__What is being asked__
Write the data out again, exactly as given.

## begin

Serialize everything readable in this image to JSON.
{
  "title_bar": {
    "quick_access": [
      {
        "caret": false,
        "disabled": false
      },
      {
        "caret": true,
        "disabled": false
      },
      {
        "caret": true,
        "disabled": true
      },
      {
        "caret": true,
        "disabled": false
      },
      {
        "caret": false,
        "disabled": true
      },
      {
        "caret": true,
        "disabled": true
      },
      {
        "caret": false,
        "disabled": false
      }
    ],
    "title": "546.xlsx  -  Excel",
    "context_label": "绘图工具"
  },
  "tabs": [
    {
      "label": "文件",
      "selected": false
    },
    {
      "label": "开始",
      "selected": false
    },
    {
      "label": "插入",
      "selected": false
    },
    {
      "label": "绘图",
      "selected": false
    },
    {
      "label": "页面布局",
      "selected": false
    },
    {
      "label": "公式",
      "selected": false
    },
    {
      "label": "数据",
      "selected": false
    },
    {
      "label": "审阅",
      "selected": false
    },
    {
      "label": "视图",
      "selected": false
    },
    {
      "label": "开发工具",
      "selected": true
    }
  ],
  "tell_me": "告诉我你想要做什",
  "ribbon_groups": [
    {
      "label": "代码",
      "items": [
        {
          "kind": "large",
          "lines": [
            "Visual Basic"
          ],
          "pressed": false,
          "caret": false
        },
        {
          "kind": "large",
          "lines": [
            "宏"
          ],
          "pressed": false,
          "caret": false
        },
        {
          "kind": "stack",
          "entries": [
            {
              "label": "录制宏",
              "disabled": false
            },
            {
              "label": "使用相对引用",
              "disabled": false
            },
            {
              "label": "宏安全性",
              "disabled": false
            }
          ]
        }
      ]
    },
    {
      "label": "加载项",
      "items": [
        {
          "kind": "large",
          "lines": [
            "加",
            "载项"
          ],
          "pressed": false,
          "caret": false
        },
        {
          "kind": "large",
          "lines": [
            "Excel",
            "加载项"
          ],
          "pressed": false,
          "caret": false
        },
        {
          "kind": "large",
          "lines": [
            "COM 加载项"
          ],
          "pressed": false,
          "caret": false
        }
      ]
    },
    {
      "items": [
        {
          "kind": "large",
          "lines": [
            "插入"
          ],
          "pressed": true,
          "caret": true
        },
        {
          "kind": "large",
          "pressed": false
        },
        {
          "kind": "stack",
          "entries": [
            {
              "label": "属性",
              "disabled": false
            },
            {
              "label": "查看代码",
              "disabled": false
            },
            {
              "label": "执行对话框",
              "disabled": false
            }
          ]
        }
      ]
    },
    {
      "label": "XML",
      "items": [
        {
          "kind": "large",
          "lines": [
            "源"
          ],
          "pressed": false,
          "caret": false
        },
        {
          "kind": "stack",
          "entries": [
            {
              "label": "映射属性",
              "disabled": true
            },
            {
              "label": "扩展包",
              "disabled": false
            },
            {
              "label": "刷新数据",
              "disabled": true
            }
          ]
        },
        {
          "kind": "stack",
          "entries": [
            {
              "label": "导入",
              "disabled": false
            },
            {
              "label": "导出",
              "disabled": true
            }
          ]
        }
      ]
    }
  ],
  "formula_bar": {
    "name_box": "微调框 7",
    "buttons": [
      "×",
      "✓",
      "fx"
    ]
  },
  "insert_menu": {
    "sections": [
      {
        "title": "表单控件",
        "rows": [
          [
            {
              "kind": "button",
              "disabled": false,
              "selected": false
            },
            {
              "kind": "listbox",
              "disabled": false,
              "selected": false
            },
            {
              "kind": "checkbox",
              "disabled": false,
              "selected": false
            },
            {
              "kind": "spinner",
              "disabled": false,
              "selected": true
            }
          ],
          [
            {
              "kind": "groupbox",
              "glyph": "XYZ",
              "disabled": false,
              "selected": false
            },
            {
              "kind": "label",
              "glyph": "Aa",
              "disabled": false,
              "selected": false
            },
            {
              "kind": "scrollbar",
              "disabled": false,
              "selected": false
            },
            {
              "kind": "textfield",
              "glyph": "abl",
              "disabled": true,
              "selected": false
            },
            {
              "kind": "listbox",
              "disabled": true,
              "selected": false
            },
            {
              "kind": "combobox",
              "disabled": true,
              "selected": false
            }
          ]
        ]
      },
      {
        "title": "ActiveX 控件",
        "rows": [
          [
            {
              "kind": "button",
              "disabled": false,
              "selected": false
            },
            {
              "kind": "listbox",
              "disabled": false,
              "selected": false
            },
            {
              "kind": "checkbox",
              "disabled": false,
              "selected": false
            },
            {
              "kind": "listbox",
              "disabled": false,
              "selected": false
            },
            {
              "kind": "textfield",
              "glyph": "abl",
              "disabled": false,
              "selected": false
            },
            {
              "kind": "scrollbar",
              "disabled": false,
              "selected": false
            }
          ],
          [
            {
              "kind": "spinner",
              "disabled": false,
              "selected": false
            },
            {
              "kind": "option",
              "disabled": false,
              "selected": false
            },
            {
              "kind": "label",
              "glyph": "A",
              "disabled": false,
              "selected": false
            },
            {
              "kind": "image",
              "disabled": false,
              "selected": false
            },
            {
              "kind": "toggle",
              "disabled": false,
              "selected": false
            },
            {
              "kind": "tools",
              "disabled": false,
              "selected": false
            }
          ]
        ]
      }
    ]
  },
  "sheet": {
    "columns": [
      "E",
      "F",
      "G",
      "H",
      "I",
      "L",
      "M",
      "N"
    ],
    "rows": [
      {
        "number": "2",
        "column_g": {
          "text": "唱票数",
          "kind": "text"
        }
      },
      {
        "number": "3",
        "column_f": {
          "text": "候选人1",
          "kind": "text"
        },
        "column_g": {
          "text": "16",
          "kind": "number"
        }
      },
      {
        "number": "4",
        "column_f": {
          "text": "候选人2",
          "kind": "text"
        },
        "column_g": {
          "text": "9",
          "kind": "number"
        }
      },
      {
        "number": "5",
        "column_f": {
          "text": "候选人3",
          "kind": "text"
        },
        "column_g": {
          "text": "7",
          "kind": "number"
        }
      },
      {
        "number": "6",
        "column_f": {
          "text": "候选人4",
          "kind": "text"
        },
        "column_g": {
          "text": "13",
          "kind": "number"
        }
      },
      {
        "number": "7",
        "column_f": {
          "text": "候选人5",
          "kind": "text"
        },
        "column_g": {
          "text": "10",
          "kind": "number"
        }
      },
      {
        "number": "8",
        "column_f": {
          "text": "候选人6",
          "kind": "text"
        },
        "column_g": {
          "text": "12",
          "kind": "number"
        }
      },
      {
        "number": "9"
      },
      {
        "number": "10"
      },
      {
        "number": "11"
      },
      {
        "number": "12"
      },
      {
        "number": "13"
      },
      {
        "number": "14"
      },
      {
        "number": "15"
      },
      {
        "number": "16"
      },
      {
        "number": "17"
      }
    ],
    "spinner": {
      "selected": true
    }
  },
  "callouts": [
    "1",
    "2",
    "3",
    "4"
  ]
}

## end

__The reply__
Serialize everything readable in this image to JSON.
{
  "title_bar": {
    "quick_access": [
      {
        "caret": false,
        "disabled": false
      },
      {
        "caret": true,
        "disabled": false
      },
      {
        "caret": true,
        "disabled": true
      },
      {
        "caret": true,
        "disabled": false
      },
      {
        "caret": false,
        "disabled": true
      },
      {
        "caret": true,
        "disabled": true
      },
      {
        "caret": false,
        "disabled": false
      }
    ],
    "title": "546.xlsx  -  Excel",
    "context_label": "绘图工具"
  },
  "tabs": [
    {
      "label": "文件",
      "selected": false
    },
    {
      "label": "开始",
      "selected": false
    },
    {
      "label": "插入",
      "selected": false
    },
    {
      "label": "绘图",
      "selected": false
    },
    {
      "label": "页面布局",
      "selected": false
    },
    {
      "label": "公式",
      "selected": false
    },
    {
      "label": "数据",
      "selected": false
    },
    {
      "label": "审阅",
      "selected": false
    },
    {
      "label": "视图",
      "selected": false
    },
    {
      "label": "开发工具",
      "selected": true
    }
  ],
  "tell_me": "告诉我你想要做什",
  "ribbon_groups": [
    {
      "label": "代码",
      "items": [
        {
          "kind": "large",
          "lines": [
            "Visual Basic"
          ],
          "pressed": false,
          "caret": false
        },
        {
          "kind": "large",
          "lines": [
            "宏"
          ],
          "pressed": false,
          "caret": false
        },
        {
          "kind": "stack",
          "entries": [
            {
              "label": "录制宏",
              "disabled": false
            },
            {
              "label": "使用相对引用",
              "disabled": false
            },
            {
              "label": "宏安全性",
              "disabled": false
            }
          ]
        }
      ]
    },
    {
      "label": "加载项",
      "items": [
        {
          "kind": "large",
          "lines": [
            "加",
            "载项"
          ],
          "pressed": false,
          "caret": false
        },
        {
          "kind": "large",
          "lines": [
            "Excel",
            "加载项"
          ],
          "pressed": false,
          "caret": false
        },
        {
          "kind": "large",
          "lines": [
            "COM 加载项"
          ],
          "pressed": false,
          "caret": false
        }
      ]
    },
    {
      "items": [
        {
          "kind": "large",
          "lines": [
            "插入"
          ],
          "pressed": true,
          "caret": true
        },
        {
          "kind": "large",
          "pressed": false
        },
        {
          "kind": "stack",
          "entries": [
            {
              "label": "属性",
              "disabled": false
            },
            {
              "label": "查看代码",
              "disabled": false
            },
            {
              "label": "执行对话框",
              "disabled": false
            }
          ]
        }
      ]
    },
    {
      "label": "XML",
      "items": [
        {
          "kind": "large",
          "lines": [
            "源"
          ],
          "pressed": false,
          "caret": false
        },
        {
          "kind": "stack",
          "entries": [
            {
              "label": "映射属性",
              "disabled": true
            },
            {
              "label": "扩展包",
              "disabled": false
            },
            {
              "label": "刷新数据",
              "disabled": true
            }
          ]
        },
        {
          "kind": "stack",
          "entries": [
            {
              "label": "导入",
              "disabled": false
            },
            {
              "label": "导出",
              "disabled": true
            }
          ]
        }
      ]
    }
  ],
  "formula_bar": {
    "name_box": "微调框 7",
    "buttons": [
      "×",
      "✓",
      "fx"
    ]
  },
  "insert_menu": {
    "sections": [
      {
        "title": "表单控件",
        "rows": [
          [
            {
              "kind": "button",
              "disabled": false,
              "selected": false
            },
            {
              "kind": "listbox",
              "disabled": false,
              "selected": false
            },
            {
              "kind": "checkbox",
              "disabled": false,
              "selected": false
            },
            {
              "kind": "spinner",
              "disabled": false,
              "selected": true
            }
          ],
          [
            {
              "kind": "groupbox",
              "glyph": "XYZ",
              "disabled": false,
              "selected": false
            },
            {
              "kind": "label",
              "glyph": "Aa",
              "disabled": false,
              "selected": false
            },
            {
              "kind": "scrollbar",
              "disabled": false,
              "selected": false
            },
            {
              "kind": "textfield",
              "glyph": "abl",
              "disabled": true,
              "selected": false
            },
            {
              "kind": "listbox",
              "disabled": true,
              "selected": false
            },
            {
              "kind": "combobox",
              "disabled": true,
              "selected": false
            }
          ]
        ]
      },
      {
        "title": "ActiveX 控件",
        "rows": [
          [
            {
              "kind": "button",
              "disabled": false,
              "selected": false
            },
            {
              "kind": "listbox",
              "disabled": false,
              "selected": false
            },
            {
              "kind": "checkbox",
              "disabled": false,
              "selected": false
            },
            {
              "kind": "listbox",
              "disabled": false,
              "selected": false
            },
            {
              "kind": "textfield",
              "glyph": "abl",
              "disabled": false,
              "selected": false
            },
            {
              "kind": "scrollbar",
              "disabled": false,
              "selected": false
            }
          ],
          [
            {
              "kind": "spinner",
              "disabled": false,
              "selected": false
            },
            {
              "kind": "option",
              "disabled": false,
              "selected": false
            },
            {
              "kind": "label",
              "glyph": "A",
              "disabled": false,
              "selected": false
            },
            {
              "kind": "image",
              "disabled": false,
              "selected": false
            },
            {
              "kind": "toggle",
              "disabled": false,
              "selected": false
            },
            {
              "kind": "tools",
              "disabled": false,
              "selected": false
            }
          ]
        ]
      }
    ]
  },
  "sheet": {
    "columns": [
      "E",
      "F",
      "G",
      "H",
      "I",
      "L",
      "M",
      "N"
    ],
    "rows": [
      {
        "number": "2",
        "column_g": {
          "text": "唱票数",
          "kind": "text"
        }
      },
      {
        "number": "3",
        "column_f": {
          "text": "候选人1",
          "kind": "text"
        },
        "column_g": {
          "text": "16",
          "kind": "number"
        }
      },
      {
        "number": "4",
        "column_f": {
          "text": "候选人2",
          "kind": "text"
        },
        "column_g": {
          "text": "9",
          "kind": "number"
        }
      },
      {
        "number": "5",
        "column_f": {
          "text": "候选人3",
          "kind": "text"
        },
        "column_g": {
          "text": "7",
          "kind": "number"
        }
      },
      {
        "number": "6",
        "column_f": {
          "text": "候选人4",
          "kind": "text"
        },
        "column_g": {
          "text": "13",
          "kind": "number"
        }
      },
      {
        "number": "7",
        "column_f": {
          "text": "候选人5",
          "kind": "text"
        },
        "column_g": {
          "text": "10",
          "kind": "number"
        }
      },
      {
        "number": "8",
        "column_f": {
          "text": "候选人6",
          "kind": "text"
        },
        "column_g": {
          "text": "12",
          "kind": "number"
        }
      },
      {
        "number": "9"
      },
      {
        "number": "10"
      },
      {
        "number": "11"
      },
      {
        "number": "12"
      },
      {
        "number": "13"
      },
      {
        "number": "14"
      },
      {
        "number": "15"
      },
      {
        "number": "16"
      },
      {
        "number": "17"
      }
    ],
    "spinner": {
      "selected": true
    }
  },
  "callouts": [
    "1",
    "2",
    "3",
    "4"
  ]
}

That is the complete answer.